:: PROVIDED DATA

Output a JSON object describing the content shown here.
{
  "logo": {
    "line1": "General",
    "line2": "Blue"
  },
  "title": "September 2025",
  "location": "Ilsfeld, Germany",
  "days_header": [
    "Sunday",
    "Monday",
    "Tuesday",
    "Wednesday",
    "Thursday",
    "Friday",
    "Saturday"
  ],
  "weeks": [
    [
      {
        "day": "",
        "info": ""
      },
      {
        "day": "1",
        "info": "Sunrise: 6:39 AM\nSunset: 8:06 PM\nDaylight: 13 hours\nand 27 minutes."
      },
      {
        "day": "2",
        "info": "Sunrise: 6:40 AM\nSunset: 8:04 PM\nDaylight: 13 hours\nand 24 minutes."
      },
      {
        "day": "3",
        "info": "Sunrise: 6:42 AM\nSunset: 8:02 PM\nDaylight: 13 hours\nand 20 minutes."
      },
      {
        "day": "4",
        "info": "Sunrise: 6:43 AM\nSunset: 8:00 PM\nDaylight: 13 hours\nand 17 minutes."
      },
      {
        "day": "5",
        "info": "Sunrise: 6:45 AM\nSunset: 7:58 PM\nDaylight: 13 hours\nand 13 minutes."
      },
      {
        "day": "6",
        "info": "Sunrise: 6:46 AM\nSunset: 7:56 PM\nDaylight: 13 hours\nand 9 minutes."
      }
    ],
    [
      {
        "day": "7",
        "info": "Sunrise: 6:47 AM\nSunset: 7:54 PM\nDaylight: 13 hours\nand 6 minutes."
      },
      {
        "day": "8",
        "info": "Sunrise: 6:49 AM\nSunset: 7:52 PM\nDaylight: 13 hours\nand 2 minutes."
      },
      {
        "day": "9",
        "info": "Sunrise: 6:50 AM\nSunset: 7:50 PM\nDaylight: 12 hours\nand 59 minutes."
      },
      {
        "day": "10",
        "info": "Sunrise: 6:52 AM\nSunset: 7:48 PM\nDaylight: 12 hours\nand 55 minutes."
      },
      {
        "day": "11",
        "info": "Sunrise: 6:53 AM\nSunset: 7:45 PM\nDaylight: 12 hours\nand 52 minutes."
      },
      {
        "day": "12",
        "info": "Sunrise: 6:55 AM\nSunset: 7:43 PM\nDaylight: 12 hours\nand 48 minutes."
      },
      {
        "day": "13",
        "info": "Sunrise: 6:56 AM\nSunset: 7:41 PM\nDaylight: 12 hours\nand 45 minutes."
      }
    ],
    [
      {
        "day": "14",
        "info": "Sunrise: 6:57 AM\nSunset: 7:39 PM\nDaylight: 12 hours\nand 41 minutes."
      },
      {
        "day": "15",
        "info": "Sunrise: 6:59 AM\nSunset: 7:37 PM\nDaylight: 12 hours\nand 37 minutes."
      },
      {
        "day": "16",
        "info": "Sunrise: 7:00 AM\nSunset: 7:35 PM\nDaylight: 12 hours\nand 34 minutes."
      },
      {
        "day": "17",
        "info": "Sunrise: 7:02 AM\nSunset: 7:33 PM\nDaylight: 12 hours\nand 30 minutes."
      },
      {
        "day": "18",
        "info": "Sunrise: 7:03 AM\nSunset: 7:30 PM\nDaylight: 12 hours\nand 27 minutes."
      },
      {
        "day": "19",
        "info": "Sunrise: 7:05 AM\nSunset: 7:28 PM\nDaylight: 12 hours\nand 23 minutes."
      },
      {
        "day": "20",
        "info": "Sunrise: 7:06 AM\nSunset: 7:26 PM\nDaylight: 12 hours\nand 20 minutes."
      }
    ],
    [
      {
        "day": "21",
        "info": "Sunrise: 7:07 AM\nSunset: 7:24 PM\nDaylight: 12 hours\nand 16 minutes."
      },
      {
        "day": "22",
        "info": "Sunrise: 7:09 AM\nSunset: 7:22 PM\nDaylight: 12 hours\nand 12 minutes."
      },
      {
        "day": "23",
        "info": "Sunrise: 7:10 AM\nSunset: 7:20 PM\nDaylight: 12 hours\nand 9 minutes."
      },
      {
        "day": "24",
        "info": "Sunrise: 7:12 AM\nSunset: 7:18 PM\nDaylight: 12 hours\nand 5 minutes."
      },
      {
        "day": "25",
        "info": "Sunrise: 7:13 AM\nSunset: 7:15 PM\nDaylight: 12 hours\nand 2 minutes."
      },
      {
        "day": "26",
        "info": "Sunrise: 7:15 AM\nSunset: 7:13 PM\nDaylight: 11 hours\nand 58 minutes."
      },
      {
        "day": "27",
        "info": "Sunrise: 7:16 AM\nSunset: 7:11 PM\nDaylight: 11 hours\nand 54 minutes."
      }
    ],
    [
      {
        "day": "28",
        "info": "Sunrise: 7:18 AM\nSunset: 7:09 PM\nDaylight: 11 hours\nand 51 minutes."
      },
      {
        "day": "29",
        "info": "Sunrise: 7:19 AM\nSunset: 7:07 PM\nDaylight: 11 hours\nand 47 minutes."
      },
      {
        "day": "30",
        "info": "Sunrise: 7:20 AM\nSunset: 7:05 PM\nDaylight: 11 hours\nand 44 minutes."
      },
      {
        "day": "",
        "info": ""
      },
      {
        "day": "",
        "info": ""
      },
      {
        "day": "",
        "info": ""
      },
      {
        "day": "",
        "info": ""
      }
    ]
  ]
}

::::

Every line of the records above needs to be given again exactly.

-- ANSWER IN FULL --
Output a JSON object describing the content shown here.
{
  "logo": {
    "line1": "General",
    "line2": "Blue"
  },
  "title": "September 2025",
  "location": "Ilsfeld, Germany",
  "days_header": [
    "Sunday",
    "Monday",
    "Tuesday",
    "Wednesday",
    "Thursday",
    "Friday",
    "Saturday"
  ],
  "weeks": [
    [
      {
        "day": "",
        "info": ""
      },
      {
        "day": "1",
        "info": "Sunrise: 6:39 AM\nSunset: 8:06 PM\nDaylight: 13 hours\nand 27 minutes."
      },
      {
        "day": "2",
        "info": "Sunrise: 6:40 AM\nSunset: 8:04 PM\nDaylight: 13 hours\nand 24 minutes."
      },
      {
        "day": "3",
        "info": "Sunrise: 6:42 AM\nSunset: 8:02 PM\nDaylight: 13 hours\nand 20 minutes."
      },
      {
        "day": "4",
        "info": "Sunrise: 6:43 AM\nSunset: 8:00 PM\nDaylight: 13 hours\nand 17 minutes."
      },
      {
        "day": "5",
        "info": "Sunrise: 6:45 AM\nSunset: 7:58 PM\nDaylight: 13 hours\nand 13 minutes."
      },
      {
        "day": "6",
        "info": "Sunrise: 6:46 AM\nSunset: 7:56 PM\nDaylight: 13 hours\nand 9 minutes."
      }
    ],
    [
      {
        "day": "7",
        "info": "Sunrise: 6:47 AM\nSunset: 7:54 PM\nDaylight: 13 hours\nand 6 minutes."
      },
      {
        "day": "8",
        "info": "Sunrise: 6:49 AM\nSunset: 7:52 PM\nDaylight: 13 hours\nand 2 minutes."
      },
      {
        "day": "9",
        "info": "Sunrise: 6:50 AM\nSunset: 7:50 PM\nDaylight: 12 hours\nand 59 minutes."
      },
      {
        "day": "10",
        "info": "Sunrise: 6:52 AM\nSunset: 7:48 PM\nDaylight: 12 hours\nand 55 minutes."
      },
      {
        "day": "11",
        "info": "Sunrise: 6:53 AM\nSunset: 7:45 PM\nDaylight: 12 hours\nand 52 minutes."
      },
      {
        "day": "12",
        "info": "Sunrise: 6:55 AM\nSunset: 7:43 PM\nDaylight: 12 hours\nand 48 minutes."
      },
      {
        "day": "13",
        "info": "Sunrise: 6:56 AM\nSunset: 7:41 PM\nDaylight: 12 hours\nand 45 minutes."
      }
    ],
    [
      {
        "day": "14",
        "info": "Sunrise: 6:57 AM\nSunset: 7:39 PM\nDaylight: 12 hours\nand 41 minutes."
      },
      {
        "day": "15",
        "info": "Sunrise: 6:59 AM\nSunset: 7:37 PM\nDaylight: 12 hours\nand 37 minutes."
      },
      {
        "day": "16",
        "info": "Sunrise: 7:00 AM\nSunset: 7:35 PM\nDaylight: 12 hours\nand 34 minutes."
      },
      {
        "day": "17",
        "info": "Sunrise: 7:02 AM\nSunset: 7:33 PM\nDaylight: 12 hours\nand 30 minutes."
      },
      {
        "day": "18",
        "info": "Sunrise: 7:03 AM\nSunset: 7:30 PM\nDaylight: 12 hours\nand 27 minutes."
      },
      {
        "day": "19",
        "info": "Sunrise: 7:05 AM\nSunset: 7:28 PM\nDaylight: 12 hours\nand 23 minutes."
      },
      {
        "day": "20",
        "info": "Sunrise: 7:06 AM\nSunset: 7:26 PM\nDaylight: 12 hours\nand 20 minutes."
      }
    ],
    [
      {
        "day": "21",
        "info": "Sunrise: 7:07 AM\nSunset: 7:24 PM\nDaylight: 12 hours\nand 16 minutes."
      },
      {
        "day": "22",
        "info": "Sunrise: 7:09 AM\nSunset: 7:22 PM\nDaylight: 12 hours\nand 12 minutes."
      },
      {
        "day": "23",
        "info": "Sunrise: 7:10 AM\nSunset: 7:20 PM\nDaylight: 12 hours\nand 9 minutes."
      },
      {
        "day": "24",
        "info": "Sunrise: 7:12 AM\nSunset: 7:18 PM\nDaylight: 12 hours\nand 5 minutes."
      },
      {
        "day": "25",
        "info": "Sunrise: 7:13 AM\nSunset: 7:15 PM\nDaylight: 12 hours\nand 2 minutes."
      },
      {
        "day": "26",
        "info": "Sunrise: 7:15 AM\nSunset: 7:13 PM\nDaylight: 11 hours\nand 58 minutes."
      },
      {
        "day": "27",
        "info": "Sunrise: 7:16 AM\nSunset: 7:11 PM\nDaylight: 11 hours\nand 54 minutes."
      }
    ],
    [
      {
        "day": "28",
        "info": "Sunrise: 7:18 AM\nSunset: 7:09 PM\nDaylight: 11 hours\nand 51 minutes."
      },
      {
        "day": "29",
        "info": "Sunrise: 7:19 AM\nSunset: 7:07 PM\nDaylight: 11 hours\nand 47 minutes."
      },
      {
        "day": "30",
        "info": "Sunrise: 7:20 AM\nSunset: 7:05 PM\nDaylight: 11 hours\nand 44 minutes."
      },
      {
        "day": "",
        "info": ""
      },
      {
        "day": "",
        "info": ""
      },
      {
        "day": "",
        "info": ""
      },
      {
        "day": "",
        "info": ""
      }
    ]
  ]
}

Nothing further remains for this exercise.